TASK BRIEF:
From the listing below, extract every line containing "Provisional".

□ □ □ □

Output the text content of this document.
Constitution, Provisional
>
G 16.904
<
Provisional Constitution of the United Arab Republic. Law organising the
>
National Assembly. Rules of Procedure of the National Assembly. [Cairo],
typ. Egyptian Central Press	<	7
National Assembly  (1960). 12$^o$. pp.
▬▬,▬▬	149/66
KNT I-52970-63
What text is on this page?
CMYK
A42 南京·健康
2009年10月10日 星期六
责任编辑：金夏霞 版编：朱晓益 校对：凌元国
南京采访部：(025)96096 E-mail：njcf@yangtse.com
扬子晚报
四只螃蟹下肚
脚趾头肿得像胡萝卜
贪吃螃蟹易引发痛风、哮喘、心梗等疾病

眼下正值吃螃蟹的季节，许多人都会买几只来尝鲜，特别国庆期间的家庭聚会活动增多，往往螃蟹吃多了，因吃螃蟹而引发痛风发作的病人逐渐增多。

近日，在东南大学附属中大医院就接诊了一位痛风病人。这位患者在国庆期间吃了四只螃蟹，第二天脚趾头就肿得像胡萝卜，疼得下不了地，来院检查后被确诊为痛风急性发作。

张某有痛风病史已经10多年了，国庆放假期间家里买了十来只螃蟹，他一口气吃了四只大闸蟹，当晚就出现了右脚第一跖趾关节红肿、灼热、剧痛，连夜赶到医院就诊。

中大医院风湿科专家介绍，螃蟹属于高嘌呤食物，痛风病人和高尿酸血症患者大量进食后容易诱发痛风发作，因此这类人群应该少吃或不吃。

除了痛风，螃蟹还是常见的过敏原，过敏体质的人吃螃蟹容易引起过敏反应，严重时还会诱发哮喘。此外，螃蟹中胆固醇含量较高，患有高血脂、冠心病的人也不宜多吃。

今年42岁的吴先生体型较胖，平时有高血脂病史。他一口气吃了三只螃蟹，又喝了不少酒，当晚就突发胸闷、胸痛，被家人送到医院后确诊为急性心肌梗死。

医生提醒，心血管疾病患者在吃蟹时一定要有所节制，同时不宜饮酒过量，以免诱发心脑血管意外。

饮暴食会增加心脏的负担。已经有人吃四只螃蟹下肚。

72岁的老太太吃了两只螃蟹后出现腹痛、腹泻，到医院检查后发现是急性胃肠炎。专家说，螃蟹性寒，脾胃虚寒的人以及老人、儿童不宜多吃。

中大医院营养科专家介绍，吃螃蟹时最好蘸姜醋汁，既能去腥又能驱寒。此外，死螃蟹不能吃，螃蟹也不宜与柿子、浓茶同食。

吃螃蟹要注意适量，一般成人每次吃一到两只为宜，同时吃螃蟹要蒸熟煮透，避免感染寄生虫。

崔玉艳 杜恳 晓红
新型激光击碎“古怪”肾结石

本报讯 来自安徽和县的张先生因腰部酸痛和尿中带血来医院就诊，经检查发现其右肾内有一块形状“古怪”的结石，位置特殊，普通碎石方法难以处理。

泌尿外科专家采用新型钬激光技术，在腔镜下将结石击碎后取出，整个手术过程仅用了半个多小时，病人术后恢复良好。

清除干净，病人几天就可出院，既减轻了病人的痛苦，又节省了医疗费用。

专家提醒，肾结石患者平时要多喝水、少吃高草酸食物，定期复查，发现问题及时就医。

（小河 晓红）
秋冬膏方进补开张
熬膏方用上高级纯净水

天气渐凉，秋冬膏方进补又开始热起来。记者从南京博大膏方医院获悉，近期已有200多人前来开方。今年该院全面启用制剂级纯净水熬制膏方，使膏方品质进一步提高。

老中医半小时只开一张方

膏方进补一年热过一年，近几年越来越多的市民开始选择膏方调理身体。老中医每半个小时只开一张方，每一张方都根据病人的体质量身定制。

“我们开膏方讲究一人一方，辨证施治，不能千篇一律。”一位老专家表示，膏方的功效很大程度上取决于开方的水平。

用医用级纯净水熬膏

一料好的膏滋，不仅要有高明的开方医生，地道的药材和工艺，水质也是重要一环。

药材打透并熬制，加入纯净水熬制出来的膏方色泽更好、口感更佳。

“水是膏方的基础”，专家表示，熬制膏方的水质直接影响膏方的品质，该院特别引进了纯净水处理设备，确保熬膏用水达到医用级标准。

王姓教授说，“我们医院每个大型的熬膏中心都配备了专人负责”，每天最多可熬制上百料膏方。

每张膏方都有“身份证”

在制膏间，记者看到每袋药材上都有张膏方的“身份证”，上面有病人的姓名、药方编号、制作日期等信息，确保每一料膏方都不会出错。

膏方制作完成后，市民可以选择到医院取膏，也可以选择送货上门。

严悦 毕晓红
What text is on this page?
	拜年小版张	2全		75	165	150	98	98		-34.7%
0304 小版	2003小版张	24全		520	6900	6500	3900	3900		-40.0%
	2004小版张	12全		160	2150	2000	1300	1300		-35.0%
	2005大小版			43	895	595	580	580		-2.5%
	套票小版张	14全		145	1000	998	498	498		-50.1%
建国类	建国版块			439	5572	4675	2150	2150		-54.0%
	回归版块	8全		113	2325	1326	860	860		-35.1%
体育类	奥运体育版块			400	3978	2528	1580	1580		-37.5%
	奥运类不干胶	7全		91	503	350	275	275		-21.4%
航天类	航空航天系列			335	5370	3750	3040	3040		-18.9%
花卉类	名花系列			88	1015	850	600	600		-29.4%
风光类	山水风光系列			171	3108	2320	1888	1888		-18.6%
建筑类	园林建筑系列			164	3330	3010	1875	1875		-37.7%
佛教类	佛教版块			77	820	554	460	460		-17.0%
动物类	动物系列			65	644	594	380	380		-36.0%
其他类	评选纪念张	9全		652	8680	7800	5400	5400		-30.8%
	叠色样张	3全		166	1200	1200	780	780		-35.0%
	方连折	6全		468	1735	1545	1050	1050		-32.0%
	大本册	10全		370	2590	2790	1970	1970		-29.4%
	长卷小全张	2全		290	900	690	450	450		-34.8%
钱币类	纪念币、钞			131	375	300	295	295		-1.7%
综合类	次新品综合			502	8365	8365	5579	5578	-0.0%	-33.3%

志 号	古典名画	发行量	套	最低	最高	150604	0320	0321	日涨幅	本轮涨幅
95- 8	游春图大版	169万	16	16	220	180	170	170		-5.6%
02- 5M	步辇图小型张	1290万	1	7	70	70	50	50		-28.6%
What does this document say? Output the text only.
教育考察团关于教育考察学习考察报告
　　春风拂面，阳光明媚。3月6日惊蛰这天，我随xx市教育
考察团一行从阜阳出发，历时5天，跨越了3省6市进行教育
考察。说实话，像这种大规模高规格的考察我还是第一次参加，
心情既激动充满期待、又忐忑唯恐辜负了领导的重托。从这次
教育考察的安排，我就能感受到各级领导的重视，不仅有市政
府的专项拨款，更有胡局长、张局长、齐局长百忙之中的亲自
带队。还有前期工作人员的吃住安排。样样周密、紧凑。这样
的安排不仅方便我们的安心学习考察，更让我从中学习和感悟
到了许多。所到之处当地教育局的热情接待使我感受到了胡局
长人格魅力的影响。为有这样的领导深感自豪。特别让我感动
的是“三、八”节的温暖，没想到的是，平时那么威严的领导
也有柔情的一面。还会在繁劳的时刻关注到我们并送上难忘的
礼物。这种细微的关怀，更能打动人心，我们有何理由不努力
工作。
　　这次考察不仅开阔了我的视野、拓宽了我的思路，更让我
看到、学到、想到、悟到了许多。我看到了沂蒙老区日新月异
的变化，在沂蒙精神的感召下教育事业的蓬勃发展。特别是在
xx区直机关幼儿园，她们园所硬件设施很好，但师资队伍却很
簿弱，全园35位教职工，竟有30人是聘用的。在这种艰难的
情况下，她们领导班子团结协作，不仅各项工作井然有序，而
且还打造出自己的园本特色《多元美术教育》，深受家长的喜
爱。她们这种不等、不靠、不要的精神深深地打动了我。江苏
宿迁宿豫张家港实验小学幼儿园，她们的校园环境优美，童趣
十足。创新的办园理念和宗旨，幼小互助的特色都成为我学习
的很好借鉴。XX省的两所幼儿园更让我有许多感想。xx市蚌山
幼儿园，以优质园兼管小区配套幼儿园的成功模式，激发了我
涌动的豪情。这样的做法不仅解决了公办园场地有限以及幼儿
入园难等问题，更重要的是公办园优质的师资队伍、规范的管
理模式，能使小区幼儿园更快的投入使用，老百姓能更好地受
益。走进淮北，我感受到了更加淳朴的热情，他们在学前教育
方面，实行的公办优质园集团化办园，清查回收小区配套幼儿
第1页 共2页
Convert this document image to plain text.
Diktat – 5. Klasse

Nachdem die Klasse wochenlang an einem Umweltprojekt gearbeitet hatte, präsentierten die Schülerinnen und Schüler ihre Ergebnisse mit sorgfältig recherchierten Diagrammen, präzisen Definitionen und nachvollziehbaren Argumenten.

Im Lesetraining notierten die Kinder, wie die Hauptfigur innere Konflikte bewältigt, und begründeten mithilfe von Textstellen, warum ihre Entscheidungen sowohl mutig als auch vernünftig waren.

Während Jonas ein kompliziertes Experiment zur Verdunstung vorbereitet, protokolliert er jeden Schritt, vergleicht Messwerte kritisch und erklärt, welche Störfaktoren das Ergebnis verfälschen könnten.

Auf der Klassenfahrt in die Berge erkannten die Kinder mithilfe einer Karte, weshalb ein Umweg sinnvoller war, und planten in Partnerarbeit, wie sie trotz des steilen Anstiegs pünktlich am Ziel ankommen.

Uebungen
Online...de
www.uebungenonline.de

□ □ □ □

SOLUTION FOR THIS EXERCISE:
Constitution, Provisional
Provisional Constitution of the United Arab Republic. Law organising the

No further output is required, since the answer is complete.